-- What to do --
Reproduce the listing below verbatim.

-- Record set --

---------------

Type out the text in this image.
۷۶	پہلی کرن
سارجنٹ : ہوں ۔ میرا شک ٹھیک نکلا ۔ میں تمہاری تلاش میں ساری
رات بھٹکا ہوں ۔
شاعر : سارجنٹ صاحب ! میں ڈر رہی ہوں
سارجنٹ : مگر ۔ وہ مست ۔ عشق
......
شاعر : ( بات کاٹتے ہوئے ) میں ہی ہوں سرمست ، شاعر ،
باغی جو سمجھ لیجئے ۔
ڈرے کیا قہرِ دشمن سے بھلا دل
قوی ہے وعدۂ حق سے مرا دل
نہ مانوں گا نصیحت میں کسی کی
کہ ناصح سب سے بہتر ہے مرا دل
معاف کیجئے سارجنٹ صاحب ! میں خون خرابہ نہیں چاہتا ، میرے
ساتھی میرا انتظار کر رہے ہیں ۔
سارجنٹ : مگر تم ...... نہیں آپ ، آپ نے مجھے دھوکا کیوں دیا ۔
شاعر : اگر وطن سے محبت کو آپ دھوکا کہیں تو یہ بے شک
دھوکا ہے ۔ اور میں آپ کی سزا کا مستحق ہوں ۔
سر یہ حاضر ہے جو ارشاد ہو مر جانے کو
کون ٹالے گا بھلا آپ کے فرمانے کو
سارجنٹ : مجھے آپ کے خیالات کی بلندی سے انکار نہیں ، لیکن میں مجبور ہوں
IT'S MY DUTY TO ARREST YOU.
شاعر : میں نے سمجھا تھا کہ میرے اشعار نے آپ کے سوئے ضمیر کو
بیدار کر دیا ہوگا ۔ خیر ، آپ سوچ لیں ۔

---------------

-- Response below --
Type out the text in this image.
۷۶	پہلی کرن
سارجنٹ : ہوں ۔ میرا شک ٹھیک نکلا ۔ میں تمہاری تلاش میں ساری
رات بھٹکا ہوں ۔
شاعر : سارجنٹ صاحب ! میں ڈر رہی ہوں
سارجنٹ : مگر ۔ وہ مست ۔ عشق
......
شاعر : ( بات کاٹتے ہوئے ) میں ہی ہوں سرمست ، شاعر ،
باغی جو سمجھ لیجئے ۔
ڈرے کیا قہرِ دشمن سے بھلا دل
قوی ہے وعدۂ حق سے مرا دل
نہ مانوں گا نصیحت میں کسی کی
کہ ناصح سب سے بہتر ہے مرا دل
معاف کیجئے سارجنٹ صاحب ! میں خون خرابہ نہیں چاہتا ، میرے
ساتھی میرا انتظار کر رہے ہیں ۔
سارجنٹ : مگر تم ...... نہیں آپ ، آپ نے مجھے دھوکا کیوں دیا ۔
شاعر : اگر وطن سے محبت کو آپ دھوکا کہیں تو یہ بے شک
دھوکا ہے ۔ اور میں آپ کی سزا کا مستحق ہوں ۔
سر یہ حاضر ہے جو ارشاد ہو مر جانے کو
کون ٹالے گا بھلا آپ کے فرمانے کو
سارجنٹ : مجھے آپ کے خیالات کی بلندی سے انکار نہیں ، لیکن میں مجبور ہوں
IT'S MY DUTY TO ARREST YOU.
شاعر : میں نے سمجھا تھا کہ میرے اشعار نے آپ کے سوئے ضمیر کو
بیدار کر دیا ہوگا ۔ خیر ، آپ سوچ لیں ۔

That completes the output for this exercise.